#### PROBLEM DESCRIPTION
Make a verbatim copy of the entries below; pictures stay out.

#### GIVEN DATA
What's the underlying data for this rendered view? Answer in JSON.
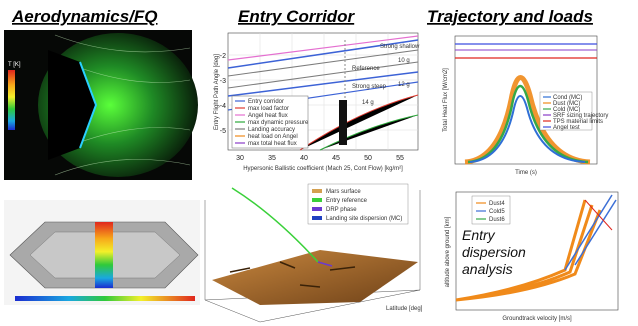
{
  "headings": [
    "Aerodynamics/FQ",
    "Entry Corridor",
    "Trajectory and loads"
  ],
  "aero": {
    "colorbar_title": "T [K]"
  },
  "corridor": {
    "x_label": "Hypersonic Ballistic coefficient (Mach 25, Cont Flow) [kg/m²]",
    "y_label": "Entry Flight Path Angle [deg]",
    "x_ticks": [
      "30",
      "35",
      "40",
      "45",
      "50",
      "55"
    ],
    "y_ticks": [
      "-2",
      "-3",
      "-4",
      "-5"
    ],
    "annotations": [
      "Strong shallow",
      "Reference",
      "Strong steep",
      "10 g",
      "12 g",
      "14 g"
    ],
    "legend": [
      "Entry corridor",
      "max load factor",
      "Angel heat flux",
      "max dynamic pressure",
      "Landing accuracy",
      "heat load on Angel",
      "max total heat flux"
    ]
  },
  "trajectory": {
    "x_label": "Time (s)",
    "y_label": "Total Heat Flux [W/cm2]",
    "legend": [
      "Cond (MC)",
      "Dust (MC)",
      "Cold (MC)",
      "SRF sizing trajectory",
      "TPS material limits",
      "Angel test"
    ]
  },
  "terrain": {
    "legend": [
      "Mars surface",
      "Entry reference",
      "DRP phase",
      "Landing site dispersion (MC)"
    ],
    "y_label": "Latitude [deg]"
  },
  "dispersion": {
    "label_lines": [
      "Entry",
      "dispersion",
      "analysis"
    ],
    "legend": [
      "Dust4",
      "Cold5",
      "Dust6"
    ],
    "x_label": "Groundtrack velocity [m/s]",
    "y_label": "altitude above ground [km]"
  }
}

#### SOLUTION BELOW
What's the underlying data for this rendered view? Answer in JSON.
{
  "headings": [
    "Aerodynamics/FQ",
    "Entry Corridor",
    "Trajectory and loads"
  ],
  "aero": {
    "colorbar_title": "T [K]"
  },
  "corridor": {
    "x_label": "Hypersonic Ballistic coefficient (Mach 25, Cont Flow) [kg/m²]",
    "y_label": "Entry Flight Path Angle [deg]",
    "x_ticks": [
      "30",
      "35",
      "40",
      "45",
      "50",
      "55"
    ],
    "y_ticks": [
      "-2",
      "-3",
      "-4",
      "-5"
    ],
    "annotations": [
      "Strong shallow",
      "Reference",
      "Strong steep",
      "10 g",
      "12 g",
      "14 g"
    ],
    "legend": [
      "Entry corridor",
      "max load factor",
      "Angel heat flux",
      "max dynamic pressure",
      "Landing accuracy",
      "heat load on Angel",
      "max total heat flux"
    ]
  },
  "trajectory": {
    "x_label": "Time (s)",
    "y_label": "Total Heat Flux [W/cm2]",
    "legend": [
      "Cond (MC)",
      "Dust (MC)",
      "Cold (MC)",
      "SRF sizing trajectory",
      "TPS material limits",
      "Angel test"
    ]
  },
  "terrain": {
    "legend": [
      "Mars surface",
      "Entry reference",
      "DRP phase",
      "Landing site dispersion (MC)"
    ],
    "y_label": "Latitude [deg]"
  },
  "dispersion": {
    "label_lines": [
      "Entry",
      "dispersion",
      "analysis"
    ],
    "legend": [
      "Dust4",
      "Cold5",
      "Dust6"
    ],
    "x_label": "Groundtrack velocity [m/s]",
    "y_label": "altitude above ground [km]"
  }
}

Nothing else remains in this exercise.